Dataset extract:
◇ ◇ ◇

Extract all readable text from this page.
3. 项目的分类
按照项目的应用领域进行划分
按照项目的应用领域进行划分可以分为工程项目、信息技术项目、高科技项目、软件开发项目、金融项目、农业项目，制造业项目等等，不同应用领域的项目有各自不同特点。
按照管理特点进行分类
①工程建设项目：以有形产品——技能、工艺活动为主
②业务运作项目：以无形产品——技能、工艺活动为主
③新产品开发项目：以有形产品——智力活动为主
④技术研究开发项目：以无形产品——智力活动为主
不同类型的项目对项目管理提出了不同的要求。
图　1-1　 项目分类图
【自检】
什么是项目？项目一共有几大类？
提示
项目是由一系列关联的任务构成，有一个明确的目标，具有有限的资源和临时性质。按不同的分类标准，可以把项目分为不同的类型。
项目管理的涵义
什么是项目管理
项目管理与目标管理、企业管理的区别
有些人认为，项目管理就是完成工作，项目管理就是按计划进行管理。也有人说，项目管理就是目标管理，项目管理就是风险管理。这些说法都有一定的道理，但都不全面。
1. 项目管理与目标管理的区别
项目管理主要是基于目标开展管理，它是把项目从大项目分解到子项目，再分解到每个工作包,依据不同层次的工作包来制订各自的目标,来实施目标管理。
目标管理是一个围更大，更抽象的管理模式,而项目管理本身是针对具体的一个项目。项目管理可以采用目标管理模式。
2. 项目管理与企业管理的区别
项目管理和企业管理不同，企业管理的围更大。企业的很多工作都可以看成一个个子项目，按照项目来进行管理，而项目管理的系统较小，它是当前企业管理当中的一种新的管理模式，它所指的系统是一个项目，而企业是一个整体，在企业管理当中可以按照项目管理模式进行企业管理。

◇ ◇ ◇

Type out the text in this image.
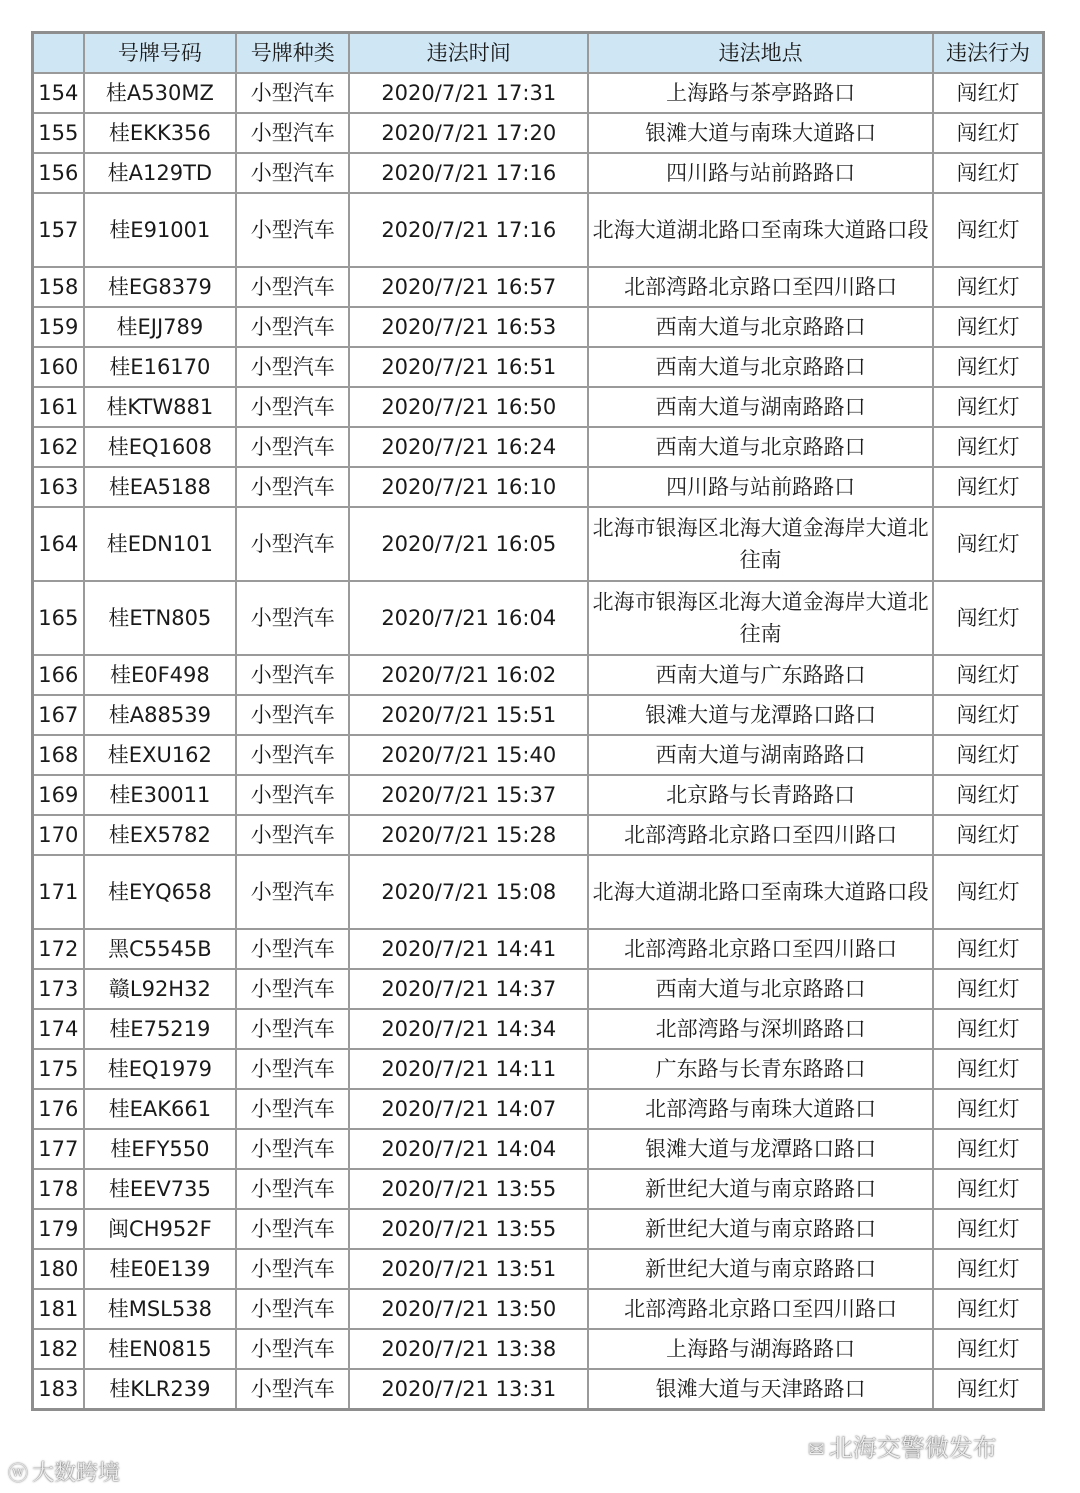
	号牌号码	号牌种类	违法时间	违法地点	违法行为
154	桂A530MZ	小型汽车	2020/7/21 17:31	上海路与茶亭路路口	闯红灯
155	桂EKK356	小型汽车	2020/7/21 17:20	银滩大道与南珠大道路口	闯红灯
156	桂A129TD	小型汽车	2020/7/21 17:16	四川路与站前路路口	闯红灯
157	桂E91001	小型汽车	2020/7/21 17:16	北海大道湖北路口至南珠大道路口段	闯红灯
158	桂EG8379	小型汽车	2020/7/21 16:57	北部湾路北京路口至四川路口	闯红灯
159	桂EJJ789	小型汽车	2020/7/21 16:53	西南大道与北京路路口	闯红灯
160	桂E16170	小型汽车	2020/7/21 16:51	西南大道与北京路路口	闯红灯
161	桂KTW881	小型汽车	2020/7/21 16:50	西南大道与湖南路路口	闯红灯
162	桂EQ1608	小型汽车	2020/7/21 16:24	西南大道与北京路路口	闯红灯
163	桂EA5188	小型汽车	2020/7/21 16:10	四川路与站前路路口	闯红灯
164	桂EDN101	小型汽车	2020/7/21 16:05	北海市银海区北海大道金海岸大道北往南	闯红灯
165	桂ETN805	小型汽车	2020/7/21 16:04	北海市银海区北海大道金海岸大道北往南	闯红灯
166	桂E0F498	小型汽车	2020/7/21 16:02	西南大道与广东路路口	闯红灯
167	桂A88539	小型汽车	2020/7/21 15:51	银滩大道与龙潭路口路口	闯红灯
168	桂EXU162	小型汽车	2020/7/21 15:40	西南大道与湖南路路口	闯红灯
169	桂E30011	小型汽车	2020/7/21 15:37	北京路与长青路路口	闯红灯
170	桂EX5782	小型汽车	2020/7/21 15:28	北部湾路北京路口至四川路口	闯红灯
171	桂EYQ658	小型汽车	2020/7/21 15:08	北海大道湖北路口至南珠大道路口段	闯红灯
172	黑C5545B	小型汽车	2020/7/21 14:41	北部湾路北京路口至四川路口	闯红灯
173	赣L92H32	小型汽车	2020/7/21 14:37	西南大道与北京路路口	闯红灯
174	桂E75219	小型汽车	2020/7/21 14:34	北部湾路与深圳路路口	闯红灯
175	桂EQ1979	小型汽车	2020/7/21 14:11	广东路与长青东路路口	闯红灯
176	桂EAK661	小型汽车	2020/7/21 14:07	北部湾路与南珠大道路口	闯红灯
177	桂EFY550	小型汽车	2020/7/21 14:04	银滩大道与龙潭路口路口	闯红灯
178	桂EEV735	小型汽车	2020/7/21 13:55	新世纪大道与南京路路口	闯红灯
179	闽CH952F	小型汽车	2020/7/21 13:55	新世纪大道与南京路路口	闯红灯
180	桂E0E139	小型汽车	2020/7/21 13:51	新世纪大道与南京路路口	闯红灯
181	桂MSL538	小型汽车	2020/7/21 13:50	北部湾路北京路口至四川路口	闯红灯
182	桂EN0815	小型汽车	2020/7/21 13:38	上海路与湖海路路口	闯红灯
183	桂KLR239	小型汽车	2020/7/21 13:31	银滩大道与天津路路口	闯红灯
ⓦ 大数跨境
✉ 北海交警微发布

◇ ◇ ◇

Task prompt: Copy out every line of the listing that includes the string "西南大道与湖南路路口".

Task answer:
161	桂KTW881	小型汽车	2020/7/21 16:50	西南大道与湖南路路口	闯红灯
168	桂EXU162	小型汽车	2020/7/21 15:40	西南大道与湖南路路口	闯红灯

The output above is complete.